## BEGIN Record excerpts

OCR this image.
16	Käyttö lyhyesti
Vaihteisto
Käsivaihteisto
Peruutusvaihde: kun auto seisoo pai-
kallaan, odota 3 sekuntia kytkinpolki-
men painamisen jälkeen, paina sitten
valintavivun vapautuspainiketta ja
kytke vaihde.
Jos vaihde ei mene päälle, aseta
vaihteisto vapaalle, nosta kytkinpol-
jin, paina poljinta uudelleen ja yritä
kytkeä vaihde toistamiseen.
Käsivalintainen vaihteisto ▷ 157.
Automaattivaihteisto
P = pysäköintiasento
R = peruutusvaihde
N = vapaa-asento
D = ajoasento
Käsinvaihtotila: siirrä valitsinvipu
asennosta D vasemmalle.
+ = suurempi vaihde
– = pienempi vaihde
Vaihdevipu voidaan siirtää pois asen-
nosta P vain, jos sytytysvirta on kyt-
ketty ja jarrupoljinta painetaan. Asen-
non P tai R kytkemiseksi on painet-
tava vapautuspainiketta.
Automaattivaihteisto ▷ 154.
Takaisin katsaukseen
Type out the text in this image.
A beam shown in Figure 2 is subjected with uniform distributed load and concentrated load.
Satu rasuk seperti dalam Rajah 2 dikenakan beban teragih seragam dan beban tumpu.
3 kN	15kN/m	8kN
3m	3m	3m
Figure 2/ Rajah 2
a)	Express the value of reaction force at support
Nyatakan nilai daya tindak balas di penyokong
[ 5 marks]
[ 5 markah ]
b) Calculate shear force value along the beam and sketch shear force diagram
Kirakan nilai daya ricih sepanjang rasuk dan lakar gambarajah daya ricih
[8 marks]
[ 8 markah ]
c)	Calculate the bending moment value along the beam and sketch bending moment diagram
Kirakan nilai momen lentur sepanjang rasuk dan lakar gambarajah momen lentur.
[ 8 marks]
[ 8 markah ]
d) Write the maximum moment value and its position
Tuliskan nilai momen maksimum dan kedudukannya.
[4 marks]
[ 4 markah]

## END Record excerpts

**Challenge**: Please reproduce every line of the material word for word.

**Result of this exercise**:
OCR this image.
16	Käyttö lyhyesti
Vaihteisto
Käsivaihteisto
Peruutusvaihde: kun auto seisoo pai-
kallaan, odota 3 sekuntia kytkinpolki-
men painamisen jälkeen, paina sitten
valintavivun vapautuspainiketta ja
kytke vaihde.
Jos vaihde ei mene päälle, aseta
vaihteisto vapaalle, nosta kytkinpol-
jin, paina poljinta uudelleen ja yritä
kytkeä vaihde toistamiseen.
Käsivalintainen vaihteisto ▷ 157.
Automaattivaihteisto
P = pysäköintiasento
R = peruutusvaihde
N = vapaa-asento
D = ajoasento
Käsinvaihtotila: siirrä valitsinvipu
asennosta D vasemmalle.
+ = suurempi vaihde
– = pienempi vaihde
Vaihdevipu voidaan siirtää pois asen-
nosta P vain, jos sytytysvirta on kyt-
ketty ja jarrupoljinta painetaan. Asen-
non P tai R kytkemiseksi on painet-
tava vapautuspainiketta.
Automaattivaihteisto ▷ 154.
Takaisin katsaukseen
Type out the text in this image.
A beam shown in Figure 2 is subjected with uniform distributed load and concentrated load.
Satu rasuk seperti dalam Rajah 2 dikenakan beban teragih seragam dan beban tumpu.
3 kN	15kN/m	8kN
3m	3m	3m
Figure 2/ Rajah 2
a)	Express the value of reaction force at support
Nyatakan nilai daya tindak balas di penyokong
[ 5 marks]
[ 5 markah ]
b) Calculate shear force value along the beam and sketch shear force diagram
Kirakan nilai daya ricih sepanjang rasuk dan lakar gambarajah daya ricih
[8 marks]
[ 8 markah ]
c)	Calculate the bending moment value along the beam and sketch bending moment diagram
Kirakan nilai momen lentur sepanjang rasuk dan lakar gambarajah momen lentur.
[ 8 marks]
[ 8 markah ]
d) Write the maximum moment value and its position
Tuliskan nilai momen maksimum dan kedudukannya.
[4 marks]
[ 4 markah]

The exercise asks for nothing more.